--- EXERCISE PROMPT ---
Reproduce every line of all the records below word for word, leaving the pictures out of your answer.

Element-and-box listings:
-- -- --
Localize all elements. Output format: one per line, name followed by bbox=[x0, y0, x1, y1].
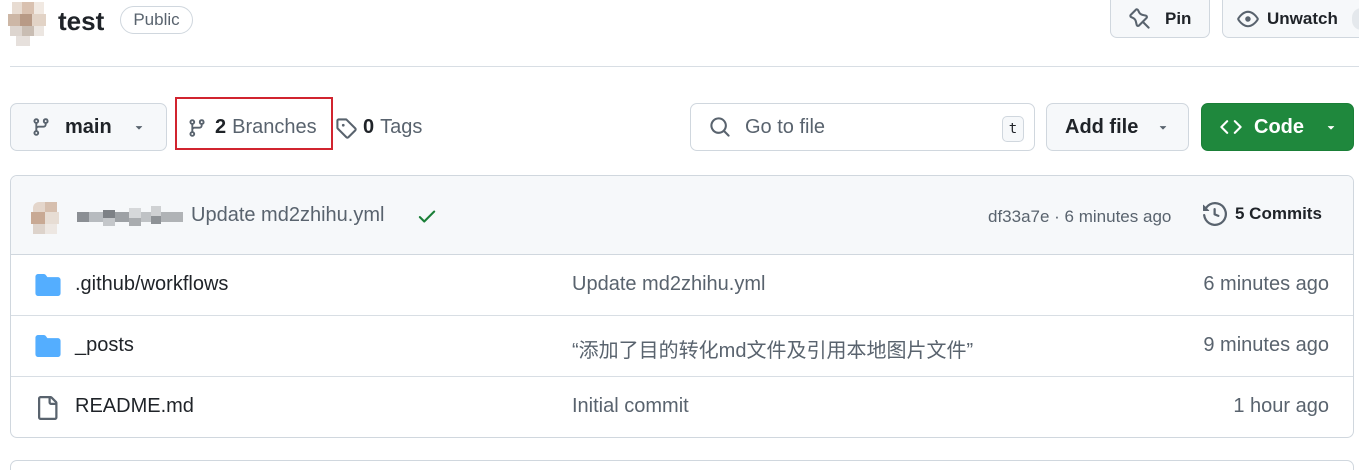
file-commit-message[interactable]: Initial commit bbox=[572, 395, 689, 418]
add-file-button[interactable]: Add file bbox=[1046, 103, 1189, 151]
tags-count: 0 bbox=[363, 116, 375, 138]
committer-avatar[interactable] bbox=[31, 202, 59, 234]
git-branch-icon bbox=[33, 118, 49, 136]
file-commit-time: 9 minutes ago bbox=[1203, 334, 1329, 356]
code-button[interactable]: Code bbox=[1201, 103, 1354, 151]
file-table: Update md2zhihu.yml df33a7e · 6 minutes … bbox=[10, 175, 1354, 438]
header-divider bbox=[10, 66, 1359, 67]
caret-down-icon bbox=[1160, 126, 1167, 130]
eye-icon bbox=[1237, 10, 1259, 27]
file-name[interactable]: .github/workflows bbox=[75, 273, 228, 296]
history-icon bbox=[1203, 202, 1227, 226]
commit-sha-time[interactable]: df33a7e · 6 minutes ago bbox=[988, 207, 1171, 227]
branch-label: main bbox=[65, 115, 112, 138]
code-label: Code bbox=[1254, 115, 1304, 138]
unwatch-label: Unwatch bbox=[1267, 8, 1338, 28]
search-icon bbox=[710, 117, 730, 137]
visibility-badge: Public bbox=[120, 6, 193, 34]
file-row[interactable]: README.md Initial commit 1 hour ago bbox=[11, 377, 1353, 437]
file-row[interactable]: .github/workflows Update md2zhihu.yml 6 … bbox=[11, 255, 1353, 316]
code-icon bbox=[1220, 120, 1242, 134]
tag-icon bbox=[336, 117, 357, 139]
commits-label: 5 Commits bbox=[1235, 204, 1322, 223]
file-commit-time: 1 hour ago bbox=[1233, 395, 1329, 417]
file-commit-message[interactable]: Update md2zhihu.yml bbox=[572, 273, 765, 296]
latest-commit-bar: Update md2zhihu.yml df33a7e · 6 minutes … bbox=[11, 176, 1353, 255]
caret-down-icon bbox=[135, 126, 142, 130]
branches-count: 2 bbox=[215, 116, 227, 138]
latest-commit-message[interactable]: Update md2zhihu.yml bbox=[191, 204, 384, 227]
file-commit-message[interactable]: “添加了目的转化md文件及引用本地图片文件” bbox=[572, 334, 973, 363]
branches-link[interactable]: 2 Branches bbox=[187, 116, 317, 139]
go-to-file-input[interactable]: Go to file t bbox=[690, 103, 1035, 151]
unwatch-button[interactable]: Unwatch bbox=[1222, 0, 1359, 38]
tags-link[interactable]: 0 Tags bbox=[335, 116, 422, 139]
folder-icon bbox=[35, 274, 61, 296]
caret-down-icon bbox=[1327, 126, 1335, 130]
pin-label: Pin bbox=[1165, 8, 1192, 28]
owner-avatar[interactable] bbox=[8, 2, 48, 46]
pin-icon bbox=[1129, 7, 1150, 29]
add-file-label: Add file bbox=[1065, 115, 1139, 138]
shortcut-key: t bbox=[1002, 116, 1024, 142]
committer-name-redacted[interactable] bbox=[77, 206, 183, 228]
file-icon bbox=[38, 396, 58, 420]
branch-select-button[interactable]: main bbox=[10, 103, 167, 151]
git-branch-icon bbox=[189, 118, 205, 137]
folder-icon bbox=[35, 335, 61, 357]
readme-panel-edge bbox=[10, 460, 1354, 470]
file-commit-time: 6 minutes ago bbox=[1203, 273, 1329, 295]
watch-count bbox=[1351, 7, 1359, 30]
branches-label: Branches bbox=[232, 116, 317, 138]
repo-name[interactable]: test bbox=[58, 5, 104, 37]
go-to-file-placeholder: Go to file bbox=[745, 115, 826, 138]
file-row[interactable]: _posts “添加了目的转化md文件及引用本地图片文件” 9 minutes … bbox=[11, 316, 1353, 377]
tags-label: Tags bbox=[380, 116, 423, 138]
file-name[interactable]: README.md bbox=[75, 395, 194, 418]
file-name[interactable]: _posts bbox=[75, 334, 134, 357]
pin-button[interactable]: Pin bbox=[1110, 0, 1210, 38]
check-icon[interactable] bbox=[416, 205, 438, 227]
commits-link[interactable]: 5 Commits bbox=[1203, 202, 1322, 226]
-- -- --
--- RESULT OF THE TASK ---
Localize all elements. Output format: one per line, name followed by bbox=[x0, y0, x1, y1].
file-commit-message[interactable]: Initial commit bbox=[572, 395, 689, 418]
add-file-button[interactable]: Add file bbox=[1046, 103, 1189, 151]
tags-count: 0 bbox=[363, 116, 375, 138]
committer-avatar[interactable] bbox=[31, 202, 59, 234]
git-branch-icon bbox=[33, 118, 49, 136]
file-commit-time: 9 minutes ago bbox=[1203, 334, 1329, 356]
code-button[interactable]: Code bbox=[1201, 103, 1354, 151]
file-table: Update md2zhihu.yml df33a7e · 6 minutes … bbox=[10, 175, 1354, 438]
header-divider bbox=[10, 66, 1359, 67]
caret-down-icon bbox=[1160, 126, 1167, 130]
eye-icon bbox=[1237, 10, 1259, 27]
file-name[interactable]: .github/workflows bbox=[75, 273, 228, 296]
history-icon bbox=[1203, 202, 1227, 226]
commit-sha-time[interactable]: df33a7e · 6 minutes ago bbox=[988, 207, 1171, 227]
branch-label: main bbox=[65, 115, 112, 138]
code-label: Code bbox=[1254, 115, 1304, 138]
unwatch-label: Unwatch bbox=[1267, 8, 1338, 28]
search-icon bbox=[710, 117, 730, 137]
visibility-badge: Public bbox=[120, 6, 193, 34]
file-row[interactable]: README.md Initial commit 1 hour ago bbox=[11, 377, 1353, 437]
file-row[interactable]: .github/workflows Update md2zhihu.yml 6 … bbox=[11, 255, 1353, 316]
code-icon bbox=[1220, 120, 1242, 134]
tag-icon bbox=[336, 117, 357, 139]
commits-label: 5 Commits bbox=[1235, 204, 1322, 223]
file-commit-time: 1 hour ago bbox=[1233, 395, 1329, 417]
file-commit-message[interactable]: Update md2zhihu.yml bbox=[572, 273, 765, 296]
latest-commit-bar: Update md2zhihu.yml df33a7e · 6 minutes … bbox=[11, 176, 1353, 255]
caret-down-icon bbox=[135, 126, 142, 130]
branches-count: 2 bbox=[215, 116, 227, 138]
latest-commit-message[interactable]: Update md2zhihu.yml bbox=[191, 204, 384, 227]
file-commit-message[interactable]: “添加了目的转化md文件及引用本地图片文件” bbox=[572, 334, 973, 363]
branches-link[interactable]: 2 Branches bbox=[187, 116, 317, 139]
go-to-file-input[interactable]: Go to file t bbox=[690, 103, 1035, 151]
unwatch-button[interactable]: Unwatch bbox=[1222, 0, 1359, 38]
tags-link[interactable]: 0 Tags bbox=[335, 116, 422, 139]
folder-icon bbox=[35, 274, 61, 296]
caret-down-icon bbox=[1327, 126, 1335, 130]
pin-label: Pin bbox=[1165, 8, 1192, 28]
owner-avatar[interactable] bbox=[8, 2, 48, 46]
pin-icon bbox=[1129, 7, 1150, 29]
add-file-label: Add file bbox=[1065, 115, 1139, 138]
shortcut-key: t bbox=[1002, 116, 1024, 142]
committer-name-redacted[interactable] bbox=[77, 206, 183, 228]
file-icon bbox=[38, 396, 58, 420]
branch-select-button[interactable]: main bbox=[10, 103, 167, 151]
git-branch-icon bbox=[189, 118, 205, 137]
folder-icon bbox=[35, 335, 61, 357]
readme-panel-edge bbox=[10, 460, 1354, 470]
file-commit-time: 6 minutes ago bbox=[1203, 273, 1329, 295]
watch-count bbox=[1351, 7, 1359, 30]
branches-label: Branches bbox=[232, 116, 317, 138]
repo-name[interactable]: test bbox=[58, 5, 104, 37]
go-to-file-placeholder: Go to file bbox=[745, 115, 826, 138]
file-row[interactable]: _posts “添加了目的转化md文件及引用本地图片文件” 9 minutes … bbox=[11, 316, 1353, 377]
tags-label: Tags bbox=[380, 116, 423, 138]
file-name[interactable]: README.md bbox=[75, 395, 194, 418]
file-name[interactable]: _posts bbox=[75, 334, 134, 357]
pin-button[interactable]: Pin bbox=[1110, 0, 1210, 38]
check-icon[interactable] bbox=[416, 205, 438, 227]
commits-link[interactable]: 5 Commits bbox=[1203, 202, 1322, 226]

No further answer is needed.